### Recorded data

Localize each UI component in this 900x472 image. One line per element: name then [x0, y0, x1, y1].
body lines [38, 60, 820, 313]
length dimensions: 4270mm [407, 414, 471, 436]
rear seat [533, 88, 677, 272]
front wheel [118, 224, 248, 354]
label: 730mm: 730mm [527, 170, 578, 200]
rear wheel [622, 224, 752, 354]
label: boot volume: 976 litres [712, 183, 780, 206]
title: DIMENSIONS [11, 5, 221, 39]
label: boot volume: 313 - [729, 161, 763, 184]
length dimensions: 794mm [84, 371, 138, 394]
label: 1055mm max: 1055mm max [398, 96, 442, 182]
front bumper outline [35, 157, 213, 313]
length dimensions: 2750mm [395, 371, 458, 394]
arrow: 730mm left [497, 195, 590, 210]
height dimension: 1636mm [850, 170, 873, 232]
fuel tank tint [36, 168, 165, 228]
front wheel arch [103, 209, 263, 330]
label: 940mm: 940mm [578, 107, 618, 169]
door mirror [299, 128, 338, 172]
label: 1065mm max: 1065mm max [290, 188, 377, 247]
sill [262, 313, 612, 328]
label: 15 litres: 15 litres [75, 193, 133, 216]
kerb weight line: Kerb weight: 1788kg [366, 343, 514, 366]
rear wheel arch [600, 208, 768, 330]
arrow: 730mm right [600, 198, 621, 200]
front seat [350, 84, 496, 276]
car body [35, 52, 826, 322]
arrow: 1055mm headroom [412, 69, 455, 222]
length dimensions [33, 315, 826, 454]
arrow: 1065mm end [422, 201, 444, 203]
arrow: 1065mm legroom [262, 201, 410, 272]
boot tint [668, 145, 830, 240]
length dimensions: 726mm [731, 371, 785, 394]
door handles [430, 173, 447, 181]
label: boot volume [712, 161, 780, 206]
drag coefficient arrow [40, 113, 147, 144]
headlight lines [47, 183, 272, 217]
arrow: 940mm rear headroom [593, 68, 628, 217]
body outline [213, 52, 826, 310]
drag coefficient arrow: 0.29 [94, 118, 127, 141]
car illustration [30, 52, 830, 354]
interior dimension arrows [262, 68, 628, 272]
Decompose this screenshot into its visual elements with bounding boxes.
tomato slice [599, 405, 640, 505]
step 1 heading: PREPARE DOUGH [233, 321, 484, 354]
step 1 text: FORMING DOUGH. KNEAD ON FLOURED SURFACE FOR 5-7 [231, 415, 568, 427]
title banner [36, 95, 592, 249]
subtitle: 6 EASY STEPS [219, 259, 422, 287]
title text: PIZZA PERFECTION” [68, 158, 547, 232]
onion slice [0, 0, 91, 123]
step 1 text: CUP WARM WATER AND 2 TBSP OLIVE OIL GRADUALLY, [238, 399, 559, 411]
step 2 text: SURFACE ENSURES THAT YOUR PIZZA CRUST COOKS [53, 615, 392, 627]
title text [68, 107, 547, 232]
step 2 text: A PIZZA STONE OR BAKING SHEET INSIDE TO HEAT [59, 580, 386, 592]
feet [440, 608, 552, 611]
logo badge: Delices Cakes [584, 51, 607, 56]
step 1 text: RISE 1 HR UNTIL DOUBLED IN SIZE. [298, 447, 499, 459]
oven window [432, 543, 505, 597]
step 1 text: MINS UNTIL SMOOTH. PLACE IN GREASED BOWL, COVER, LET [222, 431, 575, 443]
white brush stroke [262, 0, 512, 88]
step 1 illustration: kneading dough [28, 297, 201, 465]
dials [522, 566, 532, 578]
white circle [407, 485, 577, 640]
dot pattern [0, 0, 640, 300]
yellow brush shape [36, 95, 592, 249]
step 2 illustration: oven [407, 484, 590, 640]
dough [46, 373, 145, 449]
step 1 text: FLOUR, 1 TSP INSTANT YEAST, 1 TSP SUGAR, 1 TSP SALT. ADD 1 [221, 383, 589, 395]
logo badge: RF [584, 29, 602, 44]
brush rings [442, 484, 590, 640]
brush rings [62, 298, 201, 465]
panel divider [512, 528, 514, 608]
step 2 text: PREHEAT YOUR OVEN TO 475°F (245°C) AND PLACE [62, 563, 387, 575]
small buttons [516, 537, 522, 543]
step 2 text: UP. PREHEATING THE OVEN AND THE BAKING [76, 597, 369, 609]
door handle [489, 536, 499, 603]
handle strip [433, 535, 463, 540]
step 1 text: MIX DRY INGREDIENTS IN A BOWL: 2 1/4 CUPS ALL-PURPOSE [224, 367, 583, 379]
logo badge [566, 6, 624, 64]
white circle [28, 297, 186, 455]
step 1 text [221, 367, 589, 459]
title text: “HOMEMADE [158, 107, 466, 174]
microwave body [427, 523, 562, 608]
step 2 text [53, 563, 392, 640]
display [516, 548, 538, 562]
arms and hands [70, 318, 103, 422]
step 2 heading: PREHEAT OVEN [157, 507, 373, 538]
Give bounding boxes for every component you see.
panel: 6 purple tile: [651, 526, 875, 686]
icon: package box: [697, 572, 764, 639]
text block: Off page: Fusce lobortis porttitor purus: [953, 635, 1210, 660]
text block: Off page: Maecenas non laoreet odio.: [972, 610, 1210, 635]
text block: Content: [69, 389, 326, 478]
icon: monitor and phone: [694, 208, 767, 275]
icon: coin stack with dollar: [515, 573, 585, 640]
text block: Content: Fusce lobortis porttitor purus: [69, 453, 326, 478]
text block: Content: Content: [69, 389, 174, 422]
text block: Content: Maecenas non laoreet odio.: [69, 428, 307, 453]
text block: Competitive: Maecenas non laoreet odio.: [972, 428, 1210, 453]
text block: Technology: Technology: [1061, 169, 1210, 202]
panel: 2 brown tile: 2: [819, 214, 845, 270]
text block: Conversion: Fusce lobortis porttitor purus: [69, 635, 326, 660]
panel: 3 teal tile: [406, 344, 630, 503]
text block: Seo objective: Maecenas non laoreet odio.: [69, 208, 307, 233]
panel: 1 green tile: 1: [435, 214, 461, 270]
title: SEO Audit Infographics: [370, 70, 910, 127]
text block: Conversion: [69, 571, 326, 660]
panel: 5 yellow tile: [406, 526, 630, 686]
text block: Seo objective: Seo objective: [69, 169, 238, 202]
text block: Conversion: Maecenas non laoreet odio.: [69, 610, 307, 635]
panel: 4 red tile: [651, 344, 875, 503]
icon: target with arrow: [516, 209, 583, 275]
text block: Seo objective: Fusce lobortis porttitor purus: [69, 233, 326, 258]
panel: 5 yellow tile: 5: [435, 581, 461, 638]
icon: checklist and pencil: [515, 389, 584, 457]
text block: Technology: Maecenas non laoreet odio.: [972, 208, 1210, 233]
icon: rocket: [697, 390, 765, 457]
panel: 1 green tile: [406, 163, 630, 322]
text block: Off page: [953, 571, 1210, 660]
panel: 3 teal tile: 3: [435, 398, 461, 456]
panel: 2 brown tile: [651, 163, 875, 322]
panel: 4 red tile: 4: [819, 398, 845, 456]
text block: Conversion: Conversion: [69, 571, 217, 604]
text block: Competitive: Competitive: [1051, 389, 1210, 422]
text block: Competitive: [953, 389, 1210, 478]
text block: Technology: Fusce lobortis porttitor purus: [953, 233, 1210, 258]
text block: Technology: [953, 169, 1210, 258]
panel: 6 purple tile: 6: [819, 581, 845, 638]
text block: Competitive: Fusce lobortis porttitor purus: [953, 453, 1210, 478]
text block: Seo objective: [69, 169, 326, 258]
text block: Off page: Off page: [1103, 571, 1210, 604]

### Task objective
Copy out the records from their start through the line containing "front wheel [118, 224, 248, 354]", both ends included, reproducing each line without change.

### Solution for this problem
Localize each UI component in this 900x472 image. One line per element: name then [x0, y0, x1, y1].
body lines [38, 60, 820, 313]
length dimensions: 4270mm [407, 414, 471, 436]
rear seat [533, 88, 677, 272]
front wheel [118, 224, 248, 354]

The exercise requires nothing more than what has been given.